━━ RECORDS PROVIDED ━━
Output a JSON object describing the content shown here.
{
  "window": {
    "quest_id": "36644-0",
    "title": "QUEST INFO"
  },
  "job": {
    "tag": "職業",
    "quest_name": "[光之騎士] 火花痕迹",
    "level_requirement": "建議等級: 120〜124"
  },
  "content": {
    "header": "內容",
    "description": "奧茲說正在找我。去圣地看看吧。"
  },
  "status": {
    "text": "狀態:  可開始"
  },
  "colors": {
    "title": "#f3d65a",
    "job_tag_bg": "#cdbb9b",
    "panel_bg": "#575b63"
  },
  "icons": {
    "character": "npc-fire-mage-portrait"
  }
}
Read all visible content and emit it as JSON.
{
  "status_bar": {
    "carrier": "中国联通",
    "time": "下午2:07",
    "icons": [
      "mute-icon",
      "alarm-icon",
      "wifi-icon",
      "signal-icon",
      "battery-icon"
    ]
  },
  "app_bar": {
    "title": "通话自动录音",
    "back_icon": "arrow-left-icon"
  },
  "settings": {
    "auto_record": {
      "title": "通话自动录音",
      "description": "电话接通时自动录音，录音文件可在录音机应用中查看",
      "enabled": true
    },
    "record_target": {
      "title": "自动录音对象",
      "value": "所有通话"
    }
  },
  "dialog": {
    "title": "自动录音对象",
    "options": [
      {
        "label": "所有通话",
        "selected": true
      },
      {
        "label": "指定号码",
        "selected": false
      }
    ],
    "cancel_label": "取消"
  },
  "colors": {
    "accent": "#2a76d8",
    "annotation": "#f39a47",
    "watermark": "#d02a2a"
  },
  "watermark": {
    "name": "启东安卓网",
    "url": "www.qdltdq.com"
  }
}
━━━
## [WHAT THE TASK ASKS]
Using the data above, reproduce every line exactly.

## [FINAL ANSWER]
Output a JSON object describing the content shown here.
{
  "window": {
    "quest_id": "36644-0",
    "title": "QUEST INFO"
  },
  "job": {
    "tag": "職業",
    "quest_name": "[光之騎士] 火花痕迹",
    "level_requirement": "建議等級: 120〜124"
  },
  "content": {
    "header": "內容",
    "description": "奧茲說正在找我。去圣地看看吧。"
  },
  "status": {
    "text": "狀態:  可開始"
  },
  "colors": {
    "title": "#f3d65a",
    "job_tag_bg": "#cdbb9b",
    "panel_bg": "#575b63"
  },
  "icons": {
    "character": "npc-fire-mage-portrait"
  }
}
Read all visible content and emit it as JSON.
{
  "status_bar": {
    "carrier": "中国联通",
    "time": "下午2:07",
    "icons": [
      "mute-icon",
      "alarm-icon",
      "wifi-icon",
      "signal-icon",
      "battery-icon"
    ]
  },
  "app_bar": {
    "title": "通话自动录音",
    "back_icon": "arrow-left-icon"
  },
  "settings": {
    "auto_record": {
      "title": "通话自动录音",
      "description": "电话接通时自动录音，录音文件可在录音机应用中查看",
      "enabled": true
    },
    "record_target": {
      "title": "自动录音对象",
      "value": "所有通话"
    }
  },
  "dialog": {
    "title": "自动录音对象",
    "options": [
      {
        "label": "所有通话",
        "selected": true
      },
      {
        "label": "指定号码",
        "selected": false
      }
    ],
    "cancel_label": "取消"
  },
  "colors": {
    "accent": "#2a76d8",
    "annotation": "#f39a47",
    "watermark": "#d02a2a"
  },
  "watermark": {
    "name": "启东安卓网",
    "url": "www.qdltdq.com"
  }
}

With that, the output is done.